◆ **Goal of the exercise**
Once the pictures are set aside, transcribe the remaining data exactly.

◆ **Input records**
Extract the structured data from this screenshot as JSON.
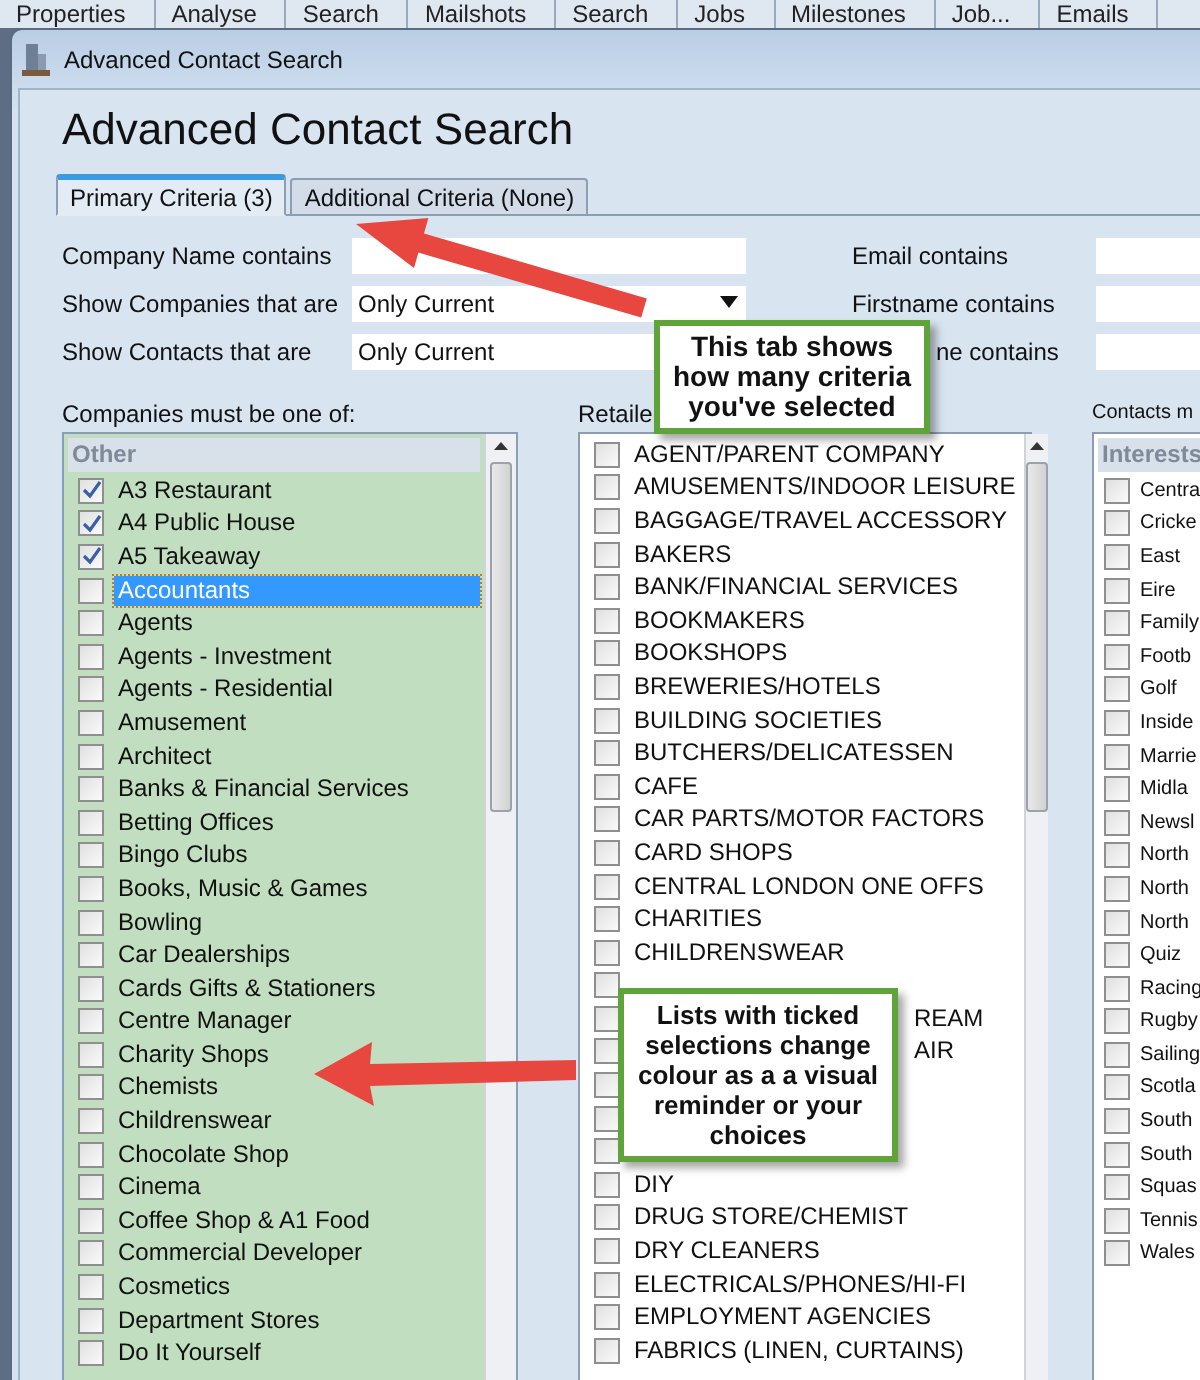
{
  "ribbon": [
    "Properties",
    "Analyse",
    "Search",
    "Mailshots",
    "Search",
    "Jobs",
    "Milestones",
    "Job...",
    "Emails"
  ],
  "window": {
    "title": "Advanced Contact Search"
  },
  "heading": "Advanced Contact Search",
  "tabs": [
    {
      "label": "Primary Criteria (3)",
      "selected": true
    },
    {
      "label": "Additional Criteria (None)",
      "selected": false
    }
  ],
  "fields_left": [
    {
      "label": "Company Name contains",
      "kind": "text"
    },
    {
      "label": "Show Companies that are",
      "kind": "dropdown",
      "value": "Only Current"
    },
    {
      "label": "Show Contacts that are",
      "kind": "text",
      "value": "Only Current"
    }
  ],
  "fields_right": [
    {
      "label": "Email contains"
    },
    {
      "label": "Firstname contains"
    },
    {
      "label": "ne contains",
      "covered": true
    }
  ],
  "lists": [
    {
      "label": "Companies must be one of:",
      "group": "Other",
      "scrollable": true,
      "items": [
        {
          "label": "A3 Restaurant",
          "checked": true,
          "selected": false
        },
        {
          "label": "A4 Public House",
          "checked": true,
          "selected": false
        },
        {
          "label": "A5 Takeaway",
          "checked": true,
          "selected": false
        },
        {
          "label": "Accountants",
          "checked": false,
          "selected": true
        },
        {
          "label": "Agents",
          "checked": false,
          "selected": false
        },
        {
          "label": "Agents - Investment",
          "checked": false,
          "selected": false
        },
        {
          "label": "Agents - Residential",
          "checked": false,
          "selected": false
        },
        {
          "label": "Amusement",
          "checked": false,
          "selected": false
        },
        {
          "label": "Architect",
          "checked": false,
          "selected": false
        },
        {
          "label": "Banks & Financial Services",
          "checked": false,
          "selected": false
        },
        {
          "label": "Betting Offices",
          "checked": false,
          "selected": false
        },
        {
          "label": "Bingo Clubs",
          "checked": false,
          "selected": false
        },
        {
          "label": "Books, Music & Games",
          "checked": false,
          "selected": false
        },
        {
          "label": "Bowling",
          "checked": false,
          "selected": false
        },
        {
          "label": "Car Dealerships",
          "checked": false,
          "selected": false
        },
        {
          "label": "Cards Gifts & Stationers",
          "checked": false,
          "selected": false
        },
        {
          "label": "Centre Manager",
          "checked": false,
          "selected": false
        },
        {
          "label": "Charity Shops",
          "checked": false,
          "selected": false
        },
        {
          "label": "Chemists",
          "checked": false,
          "selected": false
        },
        {
          "label": "Childrenswear",
          "checked": false,
          "selected": false
        },
        {
          "label": "Chocolate Shop",
          "checked": false,
          "selected": false
        },
        {
          "label": "Cinema",
          "checked": false,
          "selected": false
        },
        {
          "label": "Coffee Shop & A1 Food",
          "checked": false,
          "selected": false
        },
        {
          "label": "Commercial Developer",
          "checked": false,
          "selected": false
        },
        {
          "label": "Cosmetics",
          "checked": false,
          "selected": false
        },
        {
          "label": "Department Stores",
          "checked": false,
          "selected": false
        },
        {
          "label": "Do It Yourself",
          "checked": false,
          "selected": false
        }
      ]
    },
    {
      "label": "Retaile",
      "scrollable": true,
      "items": [
        {
          "label": "AGENT/PARENT COMPANY",
          "checked": false,
          "selected": false
        },
        {
          "label": "AMUSEMENTS/INDOOR LEISURE",
          "checked": false,
          "selected": false
        },
        {
          "label": "BAGGAGE/TRAVEL ACCESSORY",
          "checked": false,
          "selected": false
        },
        {
          "label": "BAKERS",
          "checked": false,
          "selected": false
        },
        {
          "label": "BANK/FINANCIAL SERVICES",
          "checked": false,
          "selected": false
        },
        {
          "label": "BOOKMAKERS",
          "checked": false,
          "selected": false
        },
        {
          "label": "BOOKSHOPS",
          "checked": false,
          "selected": false
        },
        {
          "label": "BREWERIES/HOTELS",
          "checked": false,
          "selected": false
        },
        {
          "label": "BUILDING SOCIETIES",
          "checked": false,
          "selected": false
        },
        {
          "label": "BUTCHERS/DELICATESSEN",
          "checked": false,
          "selected": false
        },
        {
          "label": "CAFE",
          "checked": false,
          "selected": false
        },
        {
          "label": "CAR PARTS/MOTOR FACTORS",
          "checked": false,
          "selected": false
        },
        {
          "label": "CARD SHOPS",
          "checked": false,
          "selected": false
        },
        {
          "label": "CENTRAL LONDON ONE OFFS",
          "checked": false,
          "selected": false
        },
        {
          "label": "CHARITIES",
          "checked": false,
          "selected": false
        },
        {
          "label": "CHILDRENSWEAR",
          "checked": false,
          "selected": false
        },
        {
          "checked": false
        },
        {
          "label": "REAM",
          "covered": true,
          "checked": false,
          "selected": false
        },
        {
          "label": "AIR",
          "covered": true,
          "checked": false,
          "selected": false
        },
        {
          "checked": false
        },
        {
          "checked": false
        },
        {
          "checked": false
        },
        {
          "label": "DIY",
          "checked": false,
          "selected": false
        },
        {
          "label": "DRUG STORE/CHEMIST",
          "checked": false,
          "selected": false
        },
        {
          "label": "DRY CLEANERS",
          "checked": false,
          "selected": false
        },
        {
          "label": "ELECTRICALS/PHONES/HI-FI",
          "checked": false,
          "selected": false
        },
        {
          "label": "EMPLOYMENT AGENCIES",
          "checked": false,
          "selected": false
        },
        {
          "label": "FABRICS (LINEN, CURTAINS)",
          "checked": false,
          "selected": false
        }
      ]
    },
    {
      "label": "Contacts m",
      "group": "Interests",
      "items": [
        {
          "label": "Centra",
          "checked": false,
          "selected": false
        },
        {
          "label": "Cricke",
          "checked": false,
          "selected": false
        },
        {
          "label": "East",
          "checked": false,
          "selected": false
        },
        {
          "label": "Eire",
          "checked": false,
          "selected": false
        },
        {
          "label": "Family",
          "checked": false,
          "selected": false
        },
        {
          "label": "Footb",
          "checked": false,
          "selected": false
        },
        {
          "label": "Golf",
          "checked": false,
          "selected": false
        },
        {
          "label": "Inside",
          "checked": false,
          "selected": false
        },
        {
          "label": "Marrie",
          "checked": false,
          "selected": false
        },
        {
          "label": "Midla",
          "checked": false,
          "selected": false
        },
        {
          "label": "Newsl",
          "checked": false,
          "selected": false
        },
        {
          "label": "North",
          "checked": false,
          "selected": false
        },
        {
          "label": "North",
          "checked": false,
          "selected": false
        },
        {
          "label": "North",
          "checked": false,
          "selected": false
        },
        {
          "label": "Quiz",
          "checked": false,
          "selected": false
        },
        {
          "label": "Racing",
          "checked": false,
          "selected": false
        },
        {
          "label": "Rugby",
          "checked": false,
          "selected": false
        },
        {
          "label": "Sailing",
          "checked": false,
          "selected": false
        },
        {
          "label": "Scotla",
          "checked": false,
          "selected": false
        },
        {
          "label": "South",
          "checked": false,
          "selected": false
        },
        {
          "label": "South",
          "checked": false,
          "selected": false
        },
        {
          "label": "Squas",
          "checked": false,
          "selected": false
        },
        {
          "label": "Tennis",
          "checked": false,
          "selected": false
        },
        {
          "label": "Wales",
          "checked": false,
          "selected": false
        }
      ]
    }
  ],
  "callouts": [
    "This tab shows how many criteria you've selected",
    "Lists with ticked selections change colour as a a visual reminder or your choices"
  ]
}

◆ **Exercise solution**
Extract the structured data from this screenshot as JSON.
{
  "ribbon": [
    "Properties",
    "Analyse",
    "Search",
    "Mailshots",
    "Search",
    "Jobs",
    "Milestones",
    "Job...",
    "Emails"
  ],
  "window": {
    "title": "Advanced Contact Search"
  },
  "heading": "Advanced Contact Search",
  "tabs": [
    {
      "label": "Primary Criteria (3)",
      "selected": true
    },
    {
      "label": "Additional Criteria (None)",
      "selected": false
    }
  ],
  "fields_left": [
    {
      "label": "Company Name contains",
      "kind": "text"
    },
    {
      "label": "Show Companies that are",
      "kind": "dropdown",
      "value": "Only Current"
    },
    {
      "label": "Show Contacts that are",
      "kind": "text",
      "value": "Only Current"
    }
  ],
  "fields_right": [
    {
      "label": "Email contains"
    },
    {
      "label": "Firstname contains"
    },
    {
      "label": "ne contains",
      "covered": true
    }
  ],
  "lists": [
    {
      "label": "Companies must be one of:",
      "group": "Other",
      "scrollable": true,
      "items": [
        {
          "label": "A3 Restaurant",
          "checked": true,
          "selected": false
        },
        {
          "label": "A4 Public House",
          "checked": true,
          "selected": false
        },
        {
          "label": "A5 Takeaway",
          "checked": true,
          "selected": false
        },
        {
          "label": "Accountants",
          "checked": false,
          "selected": true
        },
        {
          "label": "Agents",
          "checked": false,
          "selected": false
        },
        {
          "label": "Agents - Investment",
          "checked": false,
          "selected": false
        },
        {
          "label": "Agents - Residential",
          "checked": false,
          "selected": false
        },
        {
          "label": "Amusement",
          "checked": false,
          "selected": false
        },
        {
          "label": "Architect",
          "checked": false,
          "selected": false
        },
        {
          "label": "Banks & Financial Services",
          "checked": false,
          "selected": false
        },
        {
          "label": "Betting Offices",
          "checked": false,
          "selected": false
        },
        {
          "label": "Bingo Clubs",
          "checked": false,
          "selected": false
        },
        {
          "label": "Books, Music & Games",
          "checked": false,
          "selected": false
        },
        {
          "label": "Bowling",
          "checked": false,
          "selected": false
        },
        {
          "label": "Car Dealerships",
          "checked": false,
          "selected": false
        },
        {
          "label": "Cards Gifts & Stationers",
          "checked": false,
          "selected": false
        },
        {
          "label": "Centre Manager",
          "checked": false,
          "selected": false
        },
        {
          "label": "Charity Shops",
          "checked": false,
          "selected": false
        },
        {
          "label": "Chemists",
          "checked": false,
          "selected": false
        },
        {
          "label": "Childrenswear",
          "checked": false,
          "selected": false
        },
        {
          "label": "Chocolate Shop",
          "checked": false,
          "selected": false
        },
        {
          "label": "Cinema",
          "checked": false,
          "selected": false
        },
        {
          "label": "Coffee Shop & A1 Food",
          "checked": false,
          "selected": false
        },
        {
          "label": "Commercial Developer",
          "checked": false,
          "selected": false
        },
        {
          "label": "Cosmetics",
          "checked": false,
          "selected": false
        },
        {
          "label": "Department Stores",
          "checked": false,
          "selected": false
        },
        {
          "label": "Do It Yourself",
          "checked": false,
          "selected": false
        }
      ]
    },
    {
      "label": "Retaile",
      "scrollable": true,
      "items": [
        {
          "label": "AGENT/PARENT COMPANY",
          "checked": false,
          "selected": false
        },
        {
          "label": "AMUSEMENTS/INDOOR LEISURE",
          "checked": false,
          "selected": false
        },
        {
          "label": "BAGGAGE/TRAVEL ACCESSORY",
          "checked": false,
          "selected": false
        },
        {
          "label": "BAKERS",
          "checked": false,
          "selected": false
        },
        {
          "label": "BANK/FINANCIAL SERVICES",
          "checked": false,
          "selected": false
        },
        {
          "label": "BOOKMAKERS",
          "checked": false,
          "selected": false
        },
        {
          "label": "BOOKSHOPS",
          "checked": false,
          "selected": false
        },
        {
          "label": "BREWERIES/HOTELS",
          "checked": false,
          "selected": false
        },
        {
          "label": "BUILDING SOCIETIES",
          "checked": false,
          "selected": false
        },
        {
          "label": "BUTCHERS/DELICATESSEN",
          "checked": false,
          "selected": false
        },
        {
          "label": "CAFE",
          "checked": false,
          "selected": false
        },
        {
          "label": "CAR PARTS/MOTOR FACTORS",
          "checked": false,
          "selected": false
        },
        {
          "label": "CARD SHOPS",
          "checked": false,
          "selected": false
        },
        {
          "label": "CENTRAL LONDON ONE OFFS",
          "checked": false,
          "selected": false
        },
        {
          "label": "CHARITIES",
          "checked": false,
          "selected": false
        },
        {
          "label": "CHILDRENSWEAR",
          "checked": false,
          "selected": false
        },
        {
          "checked": false
        },
        {
          "label": "REAM",
          "covered": true,
          "checked": false,
          "selected": false
        },
        {
          "label": "AIR",
          "covered": true,
          "checked": false,
          "selected": false
        },
        {
          "checked": false
        },
        {
          "checked": false
        },
        {
          "checked": false
        },
        {
          "label": "DIY",
          "checked": false,
          "selected": false
        },
        {
          "label": "DRUG STORE/CHEMIST",
          "checked": false,
          "selected": false
        },
        {
          "label": "DRY CLEANERS",
          "checked": false,
          "selected": false
        },
        {
          "label": "ELECTRICALS/PHONES/HI-FI",
          "checked": false,
          "selected": false
        },
        {
          "label": "EMPLOYMENT AGENCIES",
          "checked": false,
          "selected": false
        },
        {
          "label": "FABRICS (LINEN, CURTAINS)",
          "checked": false,
          "selected": false
        }
      ]
    },
    {
      "label": "Contacts m",
      "group": "Interests",
      "items": [
        {
          "label": "Centra",
          "checked": false,
          "selected": false
        },
        {
          "label": "Cricke",
          "checked": false,
          "selected": false
        },
        {
          "label": "East",
          "checked": false,
          "selected": false
        },
        {
          "label": "Eire",
          "checked": false,
          "selected": false
        },
        {
          "label": "Family",
          "checked": false,
          "selected": false
        },
        {
          "label": "Footb",
          "checked": false,
          "selected": false
        },
        {
          "label": "Golf",
          "checked": false,
          "selected": false
        },
        {
          "label": "Inside",
          "checked": false,
          "selected": false
        },
        {
          "label": "Marrie",
          "checked": false,
          "selected": false
        },
        {
          "label": "Midla",
          "checked": false,
          "selected": false
        },
        {
          "label": "Newsl",
          "checked": false,
          "selected": false
        },
        {
          "label": "North",
          "checked": false,
          "selected": false
        },
        {
          "label": "North",
          "checked": false,
          "selected": false
        },
        {
          "label": "North",
          "checked": false,
          "selected": false
        },
        {
          "label": "Quiz",
          "checked": false,
          "selected": false
        },
        {
          "label": "Racing",
          "checked": false,
          "selected": false
        },
        {
          "label": "Rugby",
          "checked": false,
          "selected": false
        },
        {
          "label": "Sailing",
          "checked": false,
          "selected": false
        },
        {
          "label": "Scotla",
          "checked": false,
          "selected": false
        },
        {
          "label": "South",
          "checked": false,
          "selected": false
        },
        {
          "label": "South",
          "checked": false,
          "selected": false
        },
        {
          "label": "Squas",
          "checked": false,
          "selected": false
        },
        {
          "label": "Tennis",
          "checked": false,
          "selected": false
        },
        {
          "label": "Wales",
          "checked": false,
          "selected": false
        }
      ]
    }
  ],
  "callouts": [
    "This tab shows how many criteria you've selected",
    "Lists with ticked selections change colour as a a visual reminder or your choices"
  ]
}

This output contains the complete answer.